Supplied data:
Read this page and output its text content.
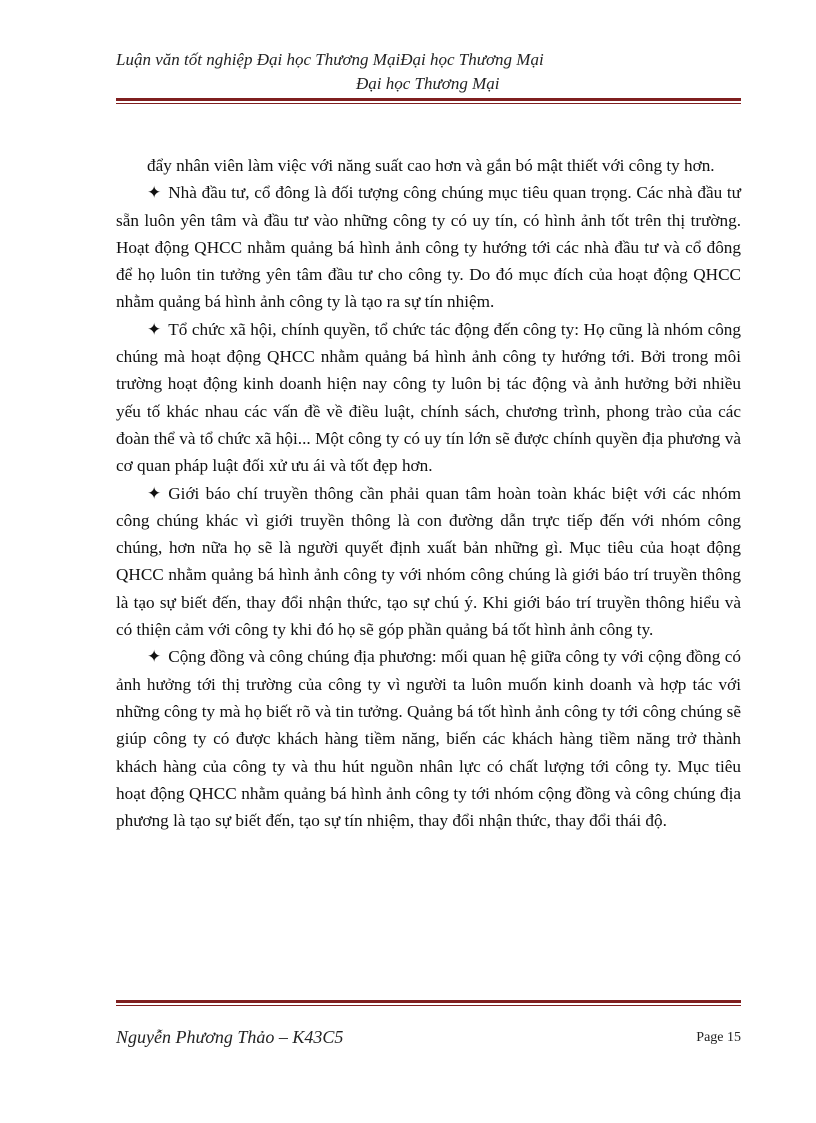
Luận văn tốt nghiệp Đại học Thương MạiĐại học Thương Mại
Đại học Thương Mại

đẩy nhân viên làm việc với năng suất cao hơn và gắn bó mật thiết với công ty hơn.

✦ Nhà đầu tư, cổ đông là đối tượng công chúng mục tiêu quan trọng. Các nhà đầu tư sẵn luôn yên tâm và đầu tư vào những công ty có uy tín, có hình ảnh tốt trên thị trường. Hoạt động QHCC nhằm quảng bá hình ảnh công ty hướng tới các nhà đầu tư và cổ đông để họ luôn tin tưởng yên tâm đầu tư cho công ty. Do đó mục đích của hoạt động QHCC nhằm quảng bá hình ảnh công ty là tạo ra sự tín nhiệm.

✦ Tổ chức xã hội, chính quyền, tổ chức tác động đến công ty: Họ cũng là nhóm công chúng mà hoạt động QHCC nhằm quảng bá hình ảnh công ty hướng tới. Bởi trong môi trường hoạt động kinh doanh hiện nay công ty luôn bị tác động và ảnh hưởng bởi nhiều yếu tố khác nhau các vấn đề về điều luật, chính sách, chương trình, phong trào của các đoàn thể và tổ chức xã hội... Một công ty có uy tín lớn sẽ được chính quyền địa phương và cơ quan pháp luật đối xử ưu ái và tốt đẹp hơn.

✦ Giới báo chí truyền thông cần phải quan tâm hoàn toàn khác biệt với các nhóm công chúng khác vì giới truyền thông là con đường dẫn trực tiếp đến với nhóm công chúng, hơn nữa họ sẽ là người quyết định xuất bản những gì. Mục tiêu của hoạt động QHCC nhằm quảng bá hình ảnh công ty với nhóm công chúng là giới báo trí truyền thông là tạo sự biết đến, thay đổi nhận thức, tạo sự chú ý. Khi giới báo trí truyền thông hiểu và có thiện cảm với công ty khi đó họ sẽ góp phần quảng bá tốt hình ảnh công ty.

✦ Cộng đồng và công chúng địa phương: mối quan hệ giữa công ty với cộng đồng có ảnh hưởng tới thị trường của công ty vì người ta luôn muốn kinh doanh và hợp tác với những công ty mà họ biết rõ và tin tưởng. Quảng bá tốt hình ảnh công ty tới công chúng sẽ giúp công ty có được khách hàng tiềm năng, biến các khách hàng tiềm năng trở thành khách hàng của công ty và thu hút nguồn nhân lực có chất lượng tới công ty. Mục tiêu hoạt động QHCC nhằm quảng bá hình ảnh công ty tới nhóm cộng đồng và công chúng địa phương là tạo sự biết đến, tạo sự tín nhiệm, thay đổi nhận thức, thay đổi thái độ.

Nguyễn Phương Thảo – K43C5	Page 15
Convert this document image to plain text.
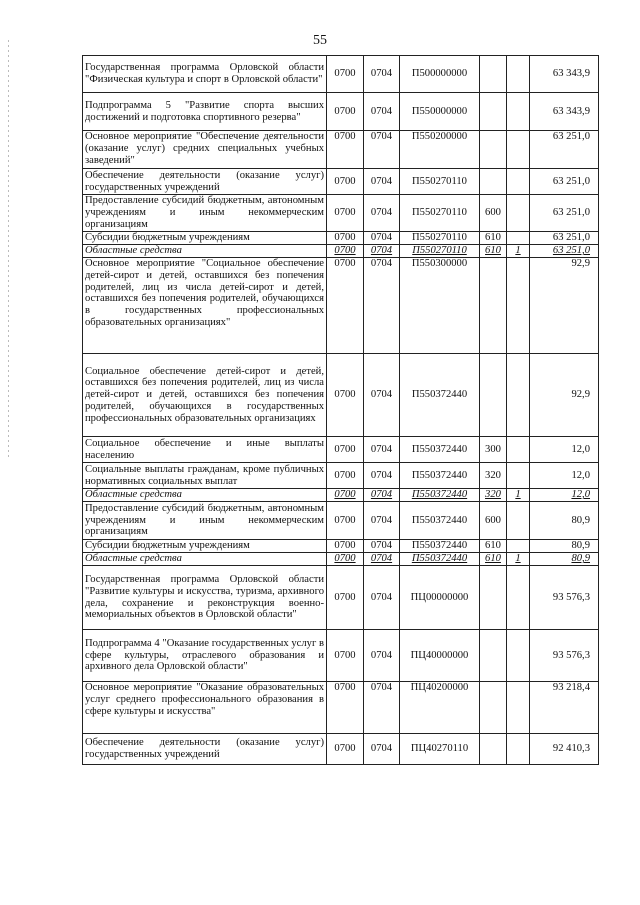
55
Государственная программа Орловской области "Физическая культура и спорт в Орловской области"	0700	0704	П500000000			63 343,9
Подпрограмма 5 "Развитие спорта высших достижений и подготовка спортивного резерва"	0700	0704	П550000000			63 343,9
Основное мероприятие "Обеспечение деятельности (оказание услуг) средних специальных учебных заведений"	0700	0704	П550200000			63 251,0
Обеспечение деятельности (оказание услуг) государственных учреждений	0700	0704	П550270110			63 251,0
Предоставление субсидий бюджетным, автономным учреждениям и иным некоммерческим организациям	0700	0704	П550270110	600		63 251,0
Субсидии бюджетным учреждениям	0700	0704	П550270110	610		63 251,0
Областные средства	0700	0704	П550270110	610	1	63 251,0
Основное мероприятие "Социальное обеспечение детей-сирот и детей, оставшихся без попечения родителей, лиц из числа детей-сирот и детей, оставшихся без попечения родителей, обучающихся в государственных профессиональных образовательных организациях"	0700	0704	П550300000			92,9
Социальное обеспечение детей-сирот и детей, оставшихся без попечения родителей, лиц из числа детей-сирот и детей, оставшихся без попечения родителей, обучающихся в государственных профессиональных образовательных организациях	0700	0704	П550372440			92,9
Социальное обеспечение и иные выплаты населению	0700	0704	П550372440	300		12,0
Социальные выплаты гражданам, кроме публичных нормативных социальных выплат	0700	0704	П550372440	320		12,0
Областные средства	0700	0704	П550372440	320	1	12,0
Предоставление субсидий бюджетным, автономным учреждениям и иным некоммерческим организациям	0700	0704	П550372440	600		80,9
Субсидии бюджетным учреждениям	0700	0704	П550372440	610		80,9
Областные средства	0700	0704	П550372440	610	1	80,9
Государственная программа Орловской области "Развитие культуры и искусства, туризма, архивного дела, сохранение и реконструкция военно-мемориальных объектов в Орловской области"	0700	0704	ПЦ00000000			93 576,3
Подпрограмма 4 "Оказание государственных услуг в сфере культуры, отраслевого образования и архивного дела Орловской области"	0700	0704	ПЦ40000000			93 576,3
Основное мероприятие "Оказание образовательных услуг среднего профессионального образования в сфере культуры и искусства"	0700	0704	ПЦ40200000			93 218,4
Обеспечение деятельности (оказание услуг) государственных учреждений	0700	0704	ПЦ40270110			92 410,3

What you need to do: Show each line of the listing that holds the string "сфере".

Solution for this exercise:
Подпрограмма 4 "Оказание государственных услуг в сфере культуры, отраслевого образования и архивного дела Орловской области"	0700	0704	ПЦ40000000			93 576,3
Основное мероприятие "Оказание образовательных услуг среднего профессионального образования в сфере культуры и искусства"	0700	0704	ПЦ40200000			93 218,4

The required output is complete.